» What this task involves
Go through the data below. Pull out every line that has the word "vtpnet".

» Provided records

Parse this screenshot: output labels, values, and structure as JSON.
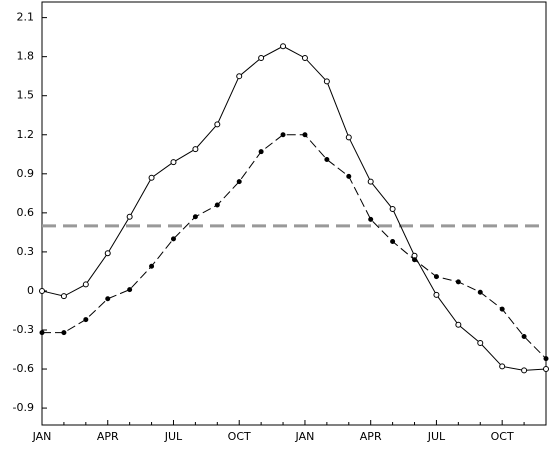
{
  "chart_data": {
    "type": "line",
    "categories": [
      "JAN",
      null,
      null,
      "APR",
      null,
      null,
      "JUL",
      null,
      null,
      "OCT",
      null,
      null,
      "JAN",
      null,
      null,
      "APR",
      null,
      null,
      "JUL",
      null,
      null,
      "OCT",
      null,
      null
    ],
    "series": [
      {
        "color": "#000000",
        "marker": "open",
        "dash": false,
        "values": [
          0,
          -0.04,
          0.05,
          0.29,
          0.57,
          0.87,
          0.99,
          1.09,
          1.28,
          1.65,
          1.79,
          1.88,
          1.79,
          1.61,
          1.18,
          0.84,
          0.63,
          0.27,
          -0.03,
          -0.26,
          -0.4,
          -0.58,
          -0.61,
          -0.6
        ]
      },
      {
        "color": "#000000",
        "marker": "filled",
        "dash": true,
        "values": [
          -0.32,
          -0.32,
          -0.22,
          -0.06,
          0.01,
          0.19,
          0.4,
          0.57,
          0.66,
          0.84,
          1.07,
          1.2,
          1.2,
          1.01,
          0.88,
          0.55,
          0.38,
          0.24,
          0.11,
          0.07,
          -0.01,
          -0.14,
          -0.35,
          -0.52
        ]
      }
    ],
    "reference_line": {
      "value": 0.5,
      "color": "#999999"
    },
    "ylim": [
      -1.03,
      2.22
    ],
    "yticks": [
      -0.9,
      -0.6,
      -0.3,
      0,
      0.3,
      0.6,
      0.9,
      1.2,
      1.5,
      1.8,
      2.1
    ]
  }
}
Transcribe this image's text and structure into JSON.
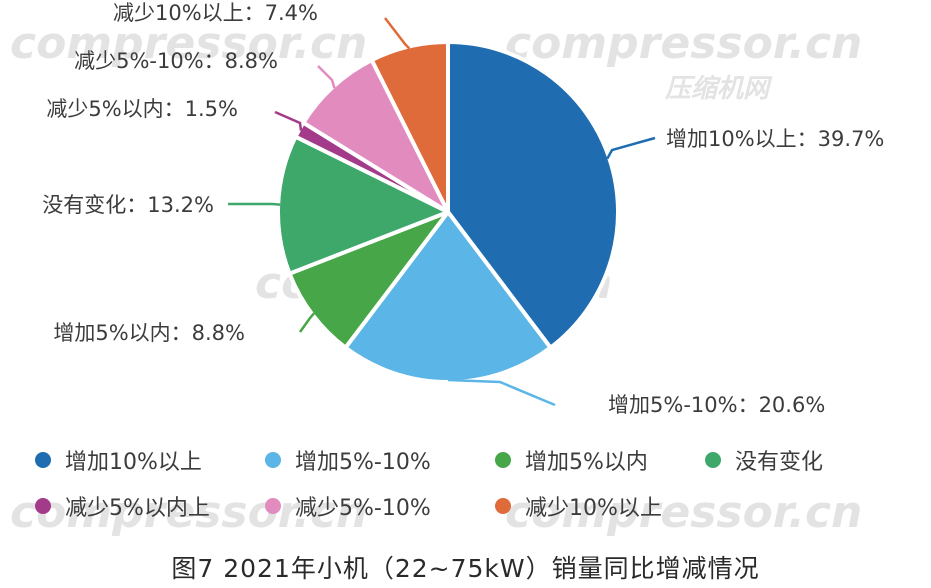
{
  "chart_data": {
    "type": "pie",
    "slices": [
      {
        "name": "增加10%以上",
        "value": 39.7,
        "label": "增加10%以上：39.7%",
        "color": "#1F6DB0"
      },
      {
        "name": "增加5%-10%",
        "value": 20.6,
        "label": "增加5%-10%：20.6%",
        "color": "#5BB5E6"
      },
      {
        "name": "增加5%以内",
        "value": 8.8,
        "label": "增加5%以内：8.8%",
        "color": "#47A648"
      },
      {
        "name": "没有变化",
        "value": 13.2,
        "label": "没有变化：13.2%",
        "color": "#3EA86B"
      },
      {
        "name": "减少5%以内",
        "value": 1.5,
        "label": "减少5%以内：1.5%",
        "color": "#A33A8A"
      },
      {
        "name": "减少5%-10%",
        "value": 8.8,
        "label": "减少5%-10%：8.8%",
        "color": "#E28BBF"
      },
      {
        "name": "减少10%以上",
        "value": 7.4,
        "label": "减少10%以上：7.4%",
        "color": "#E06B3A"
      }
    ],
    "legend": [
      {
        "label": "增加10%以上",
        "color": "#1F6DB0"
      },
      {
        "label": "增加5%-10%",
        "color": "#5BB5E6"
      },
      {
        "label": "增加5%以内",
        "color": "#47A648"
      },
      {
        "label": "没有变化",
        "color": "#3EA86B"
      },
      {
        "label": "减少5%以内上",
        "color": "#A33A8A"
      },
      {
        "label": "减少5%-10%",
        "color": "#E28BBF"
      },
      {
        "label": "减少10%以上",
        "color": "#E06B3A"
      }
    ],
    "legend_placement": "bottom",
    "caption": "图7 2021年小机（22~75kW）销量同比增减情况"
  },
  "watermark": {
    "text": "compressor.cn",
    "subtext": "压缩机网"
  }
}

...

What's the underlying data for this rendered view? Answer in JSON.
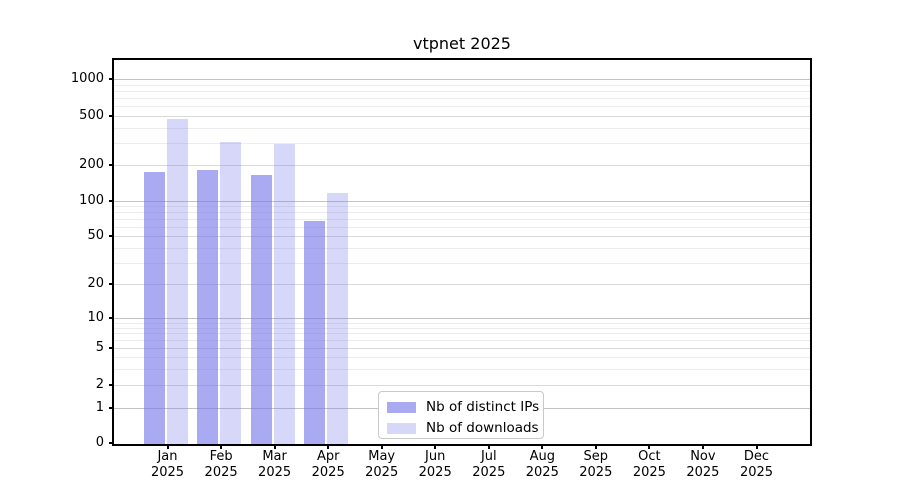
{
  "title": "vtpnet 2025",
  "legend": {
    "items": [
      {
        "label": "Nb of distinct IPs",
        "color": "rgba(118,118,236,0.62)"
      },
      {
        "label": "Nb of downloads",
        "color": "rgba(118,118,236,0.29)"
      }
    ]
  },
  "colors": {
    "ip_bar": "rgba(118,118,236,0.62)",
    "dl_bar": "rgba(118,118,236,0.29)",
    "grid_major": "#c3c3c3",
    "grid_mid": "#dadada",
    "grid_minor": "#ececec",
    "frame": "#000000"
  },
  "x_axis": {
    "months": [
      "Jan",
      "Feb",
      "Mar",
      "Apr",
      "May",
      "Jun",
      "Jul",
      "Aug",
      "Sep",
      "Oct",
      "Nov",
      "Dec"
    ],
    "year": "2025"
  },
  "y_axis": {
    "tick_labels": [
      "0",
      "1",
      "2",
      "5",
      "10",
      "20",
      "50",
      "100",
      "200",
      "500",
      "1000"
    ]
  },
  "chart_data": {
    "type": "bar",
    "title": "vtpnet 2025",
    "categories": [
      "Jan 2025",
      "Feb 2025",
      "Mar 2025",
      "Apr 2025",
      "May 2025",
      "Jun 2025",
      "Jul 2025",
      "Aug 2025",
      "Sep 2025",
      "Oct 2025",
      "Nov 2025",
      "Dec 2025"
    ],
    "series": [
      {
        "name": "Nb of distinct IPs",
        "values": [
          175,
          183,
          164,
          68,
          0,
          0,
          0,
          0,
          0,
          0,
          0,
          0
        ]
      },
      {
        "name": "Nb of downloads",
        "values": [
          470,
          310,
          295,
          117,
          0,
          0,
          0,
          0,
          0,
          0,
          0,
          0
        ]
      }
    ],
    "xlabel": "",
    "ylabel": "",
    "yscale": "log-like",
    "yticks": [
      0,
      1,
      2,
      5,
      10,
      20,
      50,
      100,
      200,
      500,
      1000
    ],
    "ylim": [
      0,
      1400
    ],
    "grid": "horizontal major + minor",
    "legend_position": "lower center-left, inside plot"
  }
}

» Solution to this exercise
  "title": "vtpnet 2025",
    "title": "vtpnet 2025",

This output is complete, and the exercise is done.